#### What is needed
Set down each record exactly as written.
## BEGIN Material for this task
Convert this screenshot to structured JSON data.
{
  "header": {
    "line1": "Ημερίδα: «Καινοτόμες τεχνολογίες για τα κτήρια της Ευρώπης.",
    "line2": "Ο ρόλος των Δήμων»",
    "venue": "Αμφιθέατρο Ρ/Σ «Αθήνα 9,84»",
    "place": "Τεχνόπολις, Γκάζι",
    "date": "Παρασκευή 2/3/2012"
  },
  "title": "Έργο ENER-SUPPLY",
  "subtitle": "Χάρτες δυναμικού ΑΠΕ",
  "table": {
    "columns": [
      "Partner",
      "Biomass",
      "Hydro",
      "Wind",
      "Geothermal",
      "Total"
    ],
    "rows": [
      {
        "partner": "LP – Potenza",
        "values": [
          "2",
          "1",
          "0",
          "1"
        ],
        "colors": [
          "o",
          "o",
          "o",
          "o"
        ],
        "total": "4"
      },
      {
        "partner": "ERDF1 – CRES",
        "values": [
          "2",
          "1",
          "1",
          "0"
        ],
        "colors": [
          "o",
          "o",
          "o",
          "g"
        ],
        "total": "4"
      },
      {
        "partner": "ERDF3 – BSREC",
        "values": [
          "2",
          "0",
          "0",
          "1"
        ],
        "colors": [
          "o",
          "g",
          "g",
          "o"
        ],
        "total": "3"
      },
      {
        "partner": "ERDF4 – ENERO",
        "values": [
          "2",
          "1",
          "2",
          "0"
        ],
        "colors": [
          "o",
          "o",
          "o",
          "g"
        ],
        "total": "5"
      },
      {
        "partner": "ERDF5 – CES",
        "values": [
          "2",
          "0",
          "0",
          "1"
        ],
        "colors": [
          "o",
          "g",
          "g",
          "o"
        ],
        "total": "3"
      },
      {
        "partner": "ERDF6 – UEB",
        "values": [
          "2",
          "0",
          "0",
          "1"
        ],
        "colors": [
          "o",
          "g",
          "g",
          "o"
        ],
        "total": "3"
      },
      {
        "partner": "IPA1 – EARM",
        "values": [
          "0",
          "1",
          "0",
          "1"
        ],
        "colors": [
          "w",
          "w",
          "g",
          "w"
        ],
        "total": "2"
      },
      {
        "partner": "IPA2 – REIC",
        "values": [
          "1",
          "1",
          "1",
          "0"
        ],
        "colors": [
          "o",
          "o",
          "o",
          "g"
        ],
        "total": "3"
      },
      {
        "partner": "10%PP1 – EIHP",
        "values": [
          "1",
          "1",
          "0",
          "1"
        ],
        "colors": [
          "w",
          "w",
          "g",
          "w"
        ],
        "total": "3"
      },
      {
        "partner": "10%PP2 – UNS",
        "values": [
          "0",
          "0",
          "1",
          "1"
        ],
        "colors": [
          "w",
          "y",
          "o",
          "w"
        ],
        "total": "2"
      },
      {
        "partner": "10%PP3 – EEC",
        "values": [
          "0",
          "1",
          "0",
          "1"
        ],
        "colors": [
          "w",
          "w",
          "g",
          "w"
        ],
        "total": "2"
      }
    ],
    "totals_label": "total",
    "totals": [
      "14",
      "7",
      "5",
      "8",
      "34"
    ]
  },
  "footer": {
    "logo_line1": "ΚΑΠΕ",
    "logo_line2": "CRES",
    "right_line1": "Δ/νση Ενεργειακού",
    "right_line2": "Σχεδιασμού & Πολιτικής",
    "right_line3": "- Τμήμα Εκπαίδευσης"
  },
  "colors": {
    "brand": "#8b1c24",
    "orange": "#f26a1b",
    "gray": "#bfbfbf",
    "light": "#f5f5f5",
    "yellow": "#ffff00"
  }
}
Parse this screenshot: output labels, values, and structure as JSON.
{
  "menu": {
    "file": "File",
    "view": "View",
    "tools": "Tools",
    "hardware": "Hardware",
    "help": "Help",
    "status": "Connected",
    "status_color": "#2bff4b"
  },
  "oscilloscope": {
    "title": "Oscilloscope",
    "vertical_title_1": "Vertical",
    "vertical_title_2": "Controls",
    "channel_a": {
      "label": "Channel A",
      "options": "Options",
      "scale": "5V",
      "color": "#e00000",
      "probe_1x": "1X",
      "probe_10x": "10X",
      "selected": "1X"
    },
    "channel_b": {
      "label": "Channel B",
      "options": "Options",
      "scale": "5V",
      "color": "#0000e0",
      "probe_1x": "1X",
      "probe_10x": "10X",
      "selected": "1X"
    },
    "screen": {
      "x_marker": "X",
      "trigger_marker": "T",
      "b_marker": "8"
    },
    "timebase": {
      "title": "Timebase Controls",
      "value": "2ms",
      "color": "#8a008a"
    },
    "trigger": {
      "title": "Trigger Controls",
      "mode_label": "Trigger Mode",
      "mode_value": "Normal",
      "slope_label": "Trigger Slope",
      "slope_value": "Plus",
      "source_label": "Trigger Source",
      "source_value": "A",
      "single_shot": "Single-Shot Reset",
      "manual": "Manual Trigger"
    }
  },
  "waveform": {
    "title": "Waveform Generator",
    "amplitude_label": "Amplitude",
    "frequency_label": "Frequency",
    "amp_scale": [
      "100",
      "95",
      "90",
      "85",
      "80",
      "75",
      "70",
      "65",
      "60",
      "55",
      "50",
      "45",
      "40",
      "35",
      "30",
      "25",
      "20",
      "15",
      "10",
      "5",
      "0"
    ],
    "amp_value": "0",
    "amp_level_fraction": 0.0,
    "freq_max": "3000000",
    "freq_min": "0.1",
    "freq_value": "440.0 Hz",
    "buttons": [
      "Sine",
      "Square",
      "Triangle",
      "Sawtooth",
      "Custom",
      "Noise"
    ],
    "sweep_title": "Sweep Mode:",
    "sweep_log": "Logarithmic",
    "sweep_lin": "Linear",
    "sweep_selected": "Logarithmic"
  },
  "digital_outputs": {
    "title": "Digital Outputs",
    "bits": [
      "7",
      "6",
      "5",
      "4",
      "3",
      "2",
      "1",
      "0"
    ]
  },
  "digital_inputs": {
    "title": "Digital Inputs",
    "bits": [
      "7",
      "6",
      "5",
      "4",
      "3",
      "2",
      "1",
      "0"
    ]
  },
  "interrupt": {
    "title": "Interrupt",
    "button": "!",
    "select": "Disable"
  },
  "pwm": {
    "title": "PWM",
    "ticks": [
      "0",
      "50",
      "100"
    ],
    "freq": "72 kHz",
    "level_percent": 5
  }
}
## END Material for this task
#### Answer
Convert this screenshot to structured JSON data.
{
  "header": {
    "line1": "Ημερίδα: «Καινοτόμες τεχνολογίες για τα κτήρια της Ευρώπης.",
    "line2": "Ο ρόλος των Δήμων»",
    "venue": "Αμφιθέατρο Ρ/Σ «Αθήνα 9,84»",
    "place": "Τεχνόπολις, Γκάζι",
    "date": "Παρασκευή 2/3/2012"
  },
  "title": "Έργο ENER-SUPPLY",
  "subtitle": "Χάρτες δυναμικού ΑΠΕ",
  "table": {
    "columns": [
      "Partner",
      "Biomass",
      "Hydro",
      "Wind",
      "Geothermal",
      "Total"
    ],
    "rows": [
      {
        "partner": "LP – Potenza",
        "values": [
          "2",
          "1",
          "0",
          "1"
        ],
        "colors": [
          "o",
          "o",
          "o",
          "o"
        ],
        "total": "4"
      },
      {
        "partner": "ERDF1 – CRES",
        "values": [
          "2",
          "1",
          "1",
          "0"
        ],
        "colors": [
          "o",
          "o",
          "o",
          "g"
        ],
        "total": "4"
      },
      {
        "partner": "ERDF3 – BSREC",
        "values": [
          "2",
          "0",
          "0",
          "1"
        ],
        "colors": [
          "o",
          "g",
          "g",
          "o"
        ],
        "total": "3"
      },
      {
        "partner": "ERDF4 – ENERO",
        "values": [
          "2",
          "1",
          "2",
          "0"
        ],
        "colors": [
          "o",
          "o",
          "o",
          "g"
        ],
        "total": "5"
      },
      {
        "partner": "ERDF5 – CES",
        "values": [
          "2",
          "0",
          "0",
          "1"
        ],
        "colors": [
          "o",
          "g",
          "g",
          "o"
        ],
        "total": "3"
      },
      {
        "partner": "ERDF6 – UEB",
        "values": [
          "2",
          "0",
          "0",
          "1"
        ],
        "colors": [
          "o",
          "g",
          "g",
          "o"
        ],
        "total": "3"
      },
      {
        "partner": "IPA1 – EARM",
        "values": [
          "0",
          "1",
          "0",
          "1"
        ],
        "colors": [
          "w",
          "w",
          "g",
          "w"
        ],
        "total": "2"
      },
      {
        "partner": "IPA2 – REIC",
        "values": [
          "1",
          "1",
          "1",
          "0"
        ],
        "colors": [
          "o",
          "o",
          "o",
          "g"
        ],
        "total": "3"
      },
      {
        "partner": "10%PP1 – EIHP",
        "values": [
          "1",
          "1",
          "0",
          "1"
        ],
        "colors": [
          "w",
          "w",
          "g",
          "w"
        ],
        "total": "3"
      },
      {
        "partner": "10%PP2 – UNS",
        "values": [
          "0",
          "0",
          "1",
          "1"
        ],
        "colors": [
          "w",
          "y",
          "o",
          "w"
        ],
        "total": "2"
      },
      {
        "partner": "10%PP3 – EEC",
        "values": [
          "0",
          "1",
          "0",
          "1"
        ],
        "colors": [
          "w",
          "w",
          "g",
          "w"
        ],
        "total": "2"
      }
    ],
    "totals_label": "total",
    "totals": [
      "14",
      "7",
      "5",
      "8",
      "34"
    ]
  },
  "footer": {
    "logo_line1": "ΚΑΠΕ",
    "logo_line2": "CRES",
    "right_line1": "Δ/νση Ενεργειακού",
    "right_line2": "Σχεδιασμού & Πολιτικής",
    "right_line3": "- Τμήμα Εκπαίδευσης"
  },
  "colors": {
    "brand": "#8b1c24",
    "orange": "#f26a1b",
    "gray": "#bfbfbf",
    "light": "#f5f5f5",
    "yellow": "#ffff00"
  }
}
Parse this screenshot: output labels, values, and structure as JSON.
{
  "menu": {
    "file": "File",
    "view": "View",
    "tools": "Tools",
    "hardware": "Hardware",
    "help": "Help",
    "status": "Connected",
    "status_color": "#2bff4b"
  },
  "oscilloscope": {
    "title": "Oscilloscope",
    "vertical_title_1": "Vertical",
    "vertical_title_2": "Controls",
    "channel_a": {
      "label": "Channel A",
      "options": "Options",
      "scale": "5V",
      "color": "#e00000",
      "probe_1x": "1X",
      "probe_10x": "10X",
      "selected": "1X"
    },
    "channel_b": {
      "label": "Channel B",
      "options": "Options",
      "scale": "5V",
      "color": "#0000e0",
      "probe_1x": "1X",
      "probe_10x": "10X",
      "selected": "1X"
    },
    "screen": {
      "x_marker": "X",
      "trigger_marker": "T",
      "b_marker": "8"
    },
    "timebase": {
      "title": "Timebase Controls",
      "value": "2ms",
      "color": "#8a008a"
    },
    "trigger": {
      "title": "Trigger Controls",
      "mode_label": "Trigger Mode",
      "mode_value": "Normal",
      "slope_label": "Trigger Slope",
      "slope_value": "Plus",
      "source_label": "Trigger Source",
      "source_value": "A",
      "single_shot": "Single-Shot Reset",
      "manual": "Manual Trigger"
    }
  },
  "waveform": {
    "title": "Waveform Generator",
    "amplitude_label": "Amplitude",
    "frequency_label": "Frequency",
    "amp_scale": [
      "100",
      "95",
      "90",
      "85",
      "80",
      "75",
      "70",
      "65",
      "60",
      "55",
      "50",
      "45",
      "40",
      "35",
      "30",
      "25",
      "20",
      "15",
      "10",
      "5",
      "0"
    ],
    "amp_value": "0",
    "amp_level_fraction": 0.0,
    "freq_max": "3000000",
    "freq_min": "0.1",
    "freq_value": "440.0 Hz",
    "buttons": [
      "Sine",
      "Square",
      "Triangle",
      "Sawtooth",
      "Custom",
      "Noise"
    ],
    "sweep_title": "Sweep Mode:",
    "sweep_log": "Logarithmic",
    "sweep_lin": "Linear",
    "sweep_selected": "Logarithmic"
  },
  "digital_outputs": {
    "title": "Digital Outputs",
    "bits": [
      "7",
      "6",
      "5",
      "4",
      "3",
      "2",
      "1",
      "0"
    ]
  },
  "digital_inputs": {
    "title": "Digital Inputs",
    "bits": [
      "7",
      "6",
      "5",
      "4",
      "3",
      "2",
      "1",
      "0"
    ]
  },
  "interrupt": {
    "title": "Interrupt",
    "button": "!",
    "select": "Disable"
  },
  "pwm": {
    "title": "PWM",
    "ticks": [
      "0",
      "50",
      "100"
    ],
    "freq": "72 kHz",
    "level_percent": 5
  }
}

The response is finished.